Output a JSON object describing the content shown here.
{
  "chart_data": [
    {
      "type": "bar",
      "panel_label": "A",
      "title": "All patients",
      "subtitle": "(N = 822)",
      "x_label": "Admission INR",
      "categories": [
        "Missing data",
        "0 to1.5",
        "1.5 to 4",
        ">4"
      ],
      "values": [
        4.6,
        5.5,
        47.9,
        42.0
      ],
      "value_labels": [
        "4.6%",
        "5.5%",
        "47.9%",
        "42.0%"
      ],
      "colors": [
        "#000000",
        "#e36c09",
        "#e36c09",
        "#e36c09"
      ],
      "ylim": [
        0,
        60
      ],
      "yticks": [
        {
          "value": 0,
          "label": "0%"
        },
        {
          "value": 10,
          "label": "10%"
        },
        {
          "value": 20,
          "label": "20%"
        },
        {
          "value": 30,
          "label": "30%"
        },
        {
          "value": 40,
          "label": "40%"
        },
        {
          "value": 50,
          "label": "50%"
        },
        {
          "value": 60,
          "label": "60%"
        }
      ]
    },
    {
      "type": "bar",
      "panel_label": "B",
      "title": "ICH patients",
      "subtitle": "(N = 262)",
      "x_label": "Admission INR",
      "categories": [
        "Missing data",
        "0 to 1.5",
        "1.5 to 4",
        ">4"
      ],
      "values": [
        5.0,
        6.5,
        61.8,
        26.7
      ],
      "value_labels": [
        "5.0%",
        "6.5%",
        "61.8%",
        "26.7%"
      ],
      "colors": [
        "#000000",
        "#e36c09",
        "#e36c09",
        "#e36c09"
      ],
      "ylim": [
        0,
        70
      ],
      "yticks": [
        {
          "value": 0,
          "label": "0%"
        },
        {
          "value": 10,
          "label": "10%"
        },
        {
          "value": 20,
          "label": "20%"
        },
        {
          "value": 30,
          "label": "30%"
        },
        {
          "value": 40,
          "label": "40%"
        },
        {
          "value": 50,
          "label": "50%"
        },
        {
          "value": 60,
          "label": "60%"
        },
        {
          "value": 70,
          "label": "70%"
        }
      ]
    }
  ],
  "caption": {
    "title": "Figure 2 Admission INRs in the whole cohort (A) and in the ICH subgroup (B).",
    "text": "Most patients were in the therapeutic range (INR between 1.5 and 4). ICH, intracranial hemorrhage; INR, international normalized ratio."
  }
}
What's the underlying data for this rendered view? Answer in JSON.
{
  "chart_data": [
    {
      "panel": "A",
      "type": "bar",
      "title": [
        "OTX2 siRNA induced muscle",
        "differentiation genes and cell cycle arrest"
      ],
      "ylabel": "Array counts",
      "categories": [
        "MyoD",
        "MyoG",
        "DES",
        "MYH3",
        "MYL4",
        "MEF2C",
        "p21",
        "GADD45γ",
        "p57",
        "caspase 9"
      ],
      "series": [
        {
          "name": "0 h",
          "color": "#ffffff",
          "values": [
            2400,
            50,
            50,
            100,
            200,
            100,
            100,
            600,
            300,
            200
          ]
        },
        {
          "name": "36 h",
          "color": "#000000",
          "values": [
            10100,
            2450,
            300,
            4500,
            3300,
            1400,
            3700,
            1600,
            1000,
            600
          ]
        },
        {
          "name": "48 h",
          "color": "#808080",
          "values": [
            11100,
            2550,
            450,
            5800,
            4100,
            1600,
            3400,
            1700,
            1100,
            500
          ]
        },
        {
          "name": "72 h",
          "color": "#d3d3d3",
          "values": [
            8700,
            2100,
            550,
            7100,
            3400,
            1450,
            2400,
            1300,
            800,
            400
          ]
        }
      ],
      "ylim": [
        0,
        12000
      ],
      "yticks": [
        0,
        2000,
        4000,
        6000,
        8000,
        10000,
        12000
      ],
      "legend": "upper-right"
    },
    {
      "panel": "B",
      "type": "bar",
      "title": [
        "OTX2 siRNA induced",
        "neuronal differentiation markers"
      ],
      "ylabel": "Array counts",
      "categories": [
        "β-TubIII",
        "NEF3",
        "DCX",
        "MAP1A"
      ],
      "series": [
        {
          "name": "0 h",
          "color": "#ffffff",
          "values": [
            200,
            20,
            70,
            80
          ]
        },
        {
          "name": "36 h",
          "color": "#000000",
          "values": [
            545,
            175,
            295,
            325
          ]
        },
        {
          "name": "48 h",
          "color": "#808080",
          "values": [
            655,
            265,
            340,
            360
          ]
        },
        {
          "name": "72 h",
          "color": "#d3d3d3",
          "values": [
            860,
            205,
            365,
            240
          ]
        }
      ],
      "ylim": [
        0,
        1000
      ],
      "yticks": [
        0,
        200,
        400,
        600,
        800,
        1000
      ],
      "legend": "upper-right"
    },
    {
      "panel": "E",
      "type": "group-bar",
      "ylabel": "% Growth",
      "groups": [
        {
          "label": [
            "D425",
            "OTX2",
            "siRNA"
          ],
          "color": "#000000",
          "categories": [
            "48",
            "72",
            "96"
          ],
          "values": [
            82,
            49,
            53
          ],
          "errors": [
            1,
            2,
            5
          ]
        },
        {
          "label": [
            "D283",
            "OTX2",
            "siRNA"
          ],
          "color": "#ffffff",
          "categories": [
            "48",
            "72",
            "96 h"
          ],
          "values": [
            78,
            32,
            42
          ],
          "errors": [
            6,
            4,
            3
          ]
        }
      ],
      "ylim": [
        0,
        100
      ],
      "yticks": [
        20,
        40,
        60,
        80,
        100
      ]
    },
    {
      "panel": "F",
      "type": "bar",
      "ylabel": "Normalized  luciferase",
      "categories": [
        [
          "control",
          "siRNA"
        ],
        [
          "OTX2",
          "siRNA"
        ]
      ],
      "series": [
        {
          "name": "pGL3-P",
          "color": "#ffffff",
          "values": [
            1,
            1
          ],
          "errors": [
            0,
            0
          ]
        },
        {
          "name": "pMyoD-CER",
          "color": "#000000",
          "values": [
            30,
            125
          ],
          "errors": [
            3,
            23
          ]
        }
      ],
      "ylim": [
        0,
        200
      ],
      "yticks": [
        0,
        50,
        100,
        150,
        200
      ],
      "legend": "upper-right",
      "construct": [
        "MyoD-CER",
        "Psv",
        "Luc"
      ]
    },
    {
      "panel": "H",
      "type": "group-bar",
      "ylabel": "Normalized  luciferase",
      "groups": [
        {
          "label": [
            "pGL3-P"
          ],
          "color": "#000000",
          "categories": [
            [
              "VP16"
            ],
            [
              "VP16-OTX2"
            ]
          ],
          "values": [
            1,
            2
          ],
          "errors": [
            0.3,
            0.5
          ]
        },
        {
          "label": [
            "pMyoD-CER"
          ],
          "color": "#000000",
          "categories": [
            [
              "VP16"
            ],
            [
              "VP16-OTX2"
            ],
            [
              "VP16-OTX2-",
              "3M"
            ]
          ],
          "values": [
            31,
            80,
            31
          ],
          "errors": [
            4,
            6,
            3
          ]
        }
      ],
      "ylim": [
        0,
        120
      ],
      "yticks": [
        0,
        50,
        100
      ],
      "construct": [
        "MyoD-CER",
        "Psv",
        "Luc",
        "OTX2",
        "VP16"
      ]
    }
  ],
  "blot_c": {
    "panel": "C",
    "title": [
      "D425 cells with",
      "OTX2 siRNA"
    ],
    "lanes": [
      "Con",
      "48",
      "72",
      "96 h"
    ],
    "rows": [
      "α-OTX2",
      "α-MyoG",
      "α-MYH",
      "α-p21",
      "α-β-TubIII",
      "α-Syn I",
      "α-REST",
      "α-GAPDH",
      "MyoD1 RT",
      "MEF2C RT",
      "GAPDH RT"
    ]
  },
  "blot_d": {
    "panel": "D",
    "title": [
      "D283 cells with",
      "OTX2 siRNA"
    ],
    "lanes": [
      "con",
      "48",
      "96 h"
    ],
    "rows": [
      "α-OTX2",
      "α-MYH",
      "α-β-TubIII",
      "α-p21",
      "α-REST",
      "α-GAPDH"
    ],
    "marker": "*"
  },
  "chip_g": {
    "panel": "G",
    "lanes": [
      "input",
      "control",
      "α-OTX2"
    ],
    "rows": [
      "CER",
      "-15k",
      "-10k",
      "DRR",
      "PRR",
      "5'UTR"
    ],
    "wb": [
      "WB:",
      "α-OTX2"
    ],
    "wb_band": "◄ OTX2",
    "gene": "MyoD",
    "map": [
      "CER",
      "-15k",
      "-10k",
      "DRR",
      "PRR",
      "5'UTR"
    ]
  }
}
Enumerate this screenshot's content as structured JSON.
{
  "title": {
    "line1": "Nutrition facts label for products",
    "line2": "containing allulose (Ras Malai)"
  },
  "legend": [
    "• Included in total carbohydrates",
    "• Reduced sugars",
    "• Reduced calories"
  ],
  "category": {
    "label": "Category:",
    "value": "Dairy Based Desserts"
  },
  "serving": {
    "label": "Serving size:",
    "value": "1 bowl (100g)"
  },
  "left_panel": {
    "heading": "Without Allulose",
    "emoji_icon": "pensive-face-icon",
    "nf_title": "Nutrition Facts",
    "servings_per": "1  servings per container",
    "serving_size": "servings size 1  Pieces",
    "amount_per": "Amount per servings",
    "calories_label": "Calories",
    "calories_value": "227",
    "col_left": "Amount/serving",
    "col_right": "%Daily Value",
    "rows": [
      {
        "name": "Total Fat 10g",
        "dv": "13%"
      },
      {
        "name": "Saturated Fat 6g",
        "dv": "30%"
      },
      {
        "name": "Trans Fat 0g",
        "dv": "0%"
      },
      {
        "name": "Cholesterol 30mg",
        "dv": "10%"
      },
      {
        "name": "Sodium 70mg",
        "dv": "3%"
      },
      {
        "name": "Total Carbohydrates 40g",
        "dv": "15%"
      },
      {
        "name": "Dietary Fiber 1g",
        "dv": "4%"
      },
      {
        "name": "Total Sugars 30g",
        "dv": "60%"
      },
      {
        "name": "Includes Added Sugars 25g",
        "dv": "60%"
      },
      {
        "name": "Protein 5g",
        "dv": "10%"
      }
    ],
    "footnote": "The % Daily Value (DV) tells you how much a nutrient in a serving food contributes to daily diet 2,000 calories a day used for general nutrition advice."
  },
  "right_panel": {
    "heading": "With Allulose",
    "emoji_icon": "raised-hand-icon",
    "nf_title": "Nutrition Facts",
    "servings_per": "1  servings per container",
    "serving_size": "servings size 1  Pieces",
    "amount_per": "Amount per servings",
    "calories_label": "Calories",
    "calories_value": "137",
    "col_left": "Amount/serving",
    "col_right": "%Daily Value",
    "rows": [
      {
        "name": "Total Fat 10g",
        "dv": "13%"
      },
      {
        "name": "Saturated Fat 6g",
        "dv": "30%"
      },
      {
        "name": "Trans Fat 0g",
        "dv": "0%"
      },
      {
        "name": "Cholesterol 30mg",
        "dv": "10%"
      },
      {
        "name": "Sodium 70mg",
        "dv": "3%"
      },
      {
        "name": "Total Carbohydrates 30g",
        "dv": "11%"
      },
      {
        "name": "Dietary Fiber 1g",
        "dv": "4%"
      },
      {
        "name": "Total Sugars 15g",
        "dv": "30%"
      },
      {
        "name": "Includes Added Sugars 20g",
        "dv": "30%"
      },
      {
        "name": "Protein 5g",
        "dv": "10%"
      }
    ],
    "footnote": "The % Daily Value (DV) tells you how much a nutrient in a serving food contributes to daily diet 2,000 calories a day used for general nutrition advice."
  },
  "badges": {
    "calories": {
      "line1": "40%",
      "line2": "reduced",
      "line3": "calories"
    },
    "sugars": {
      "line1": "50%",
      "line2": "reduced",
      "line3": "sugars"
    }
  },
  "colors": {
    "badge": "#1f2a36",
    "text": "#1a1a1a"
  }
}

++++++++++

Show every line from the entries that includes the word "patients".

• [Reply]:
      "title": "All patients",
      "title": "ICH patients",
    "text": "Most patients were in the therapeutic range (INR between 1.5 and 4). ICH, intracranial hemorrhage; INR, international normalized ratio."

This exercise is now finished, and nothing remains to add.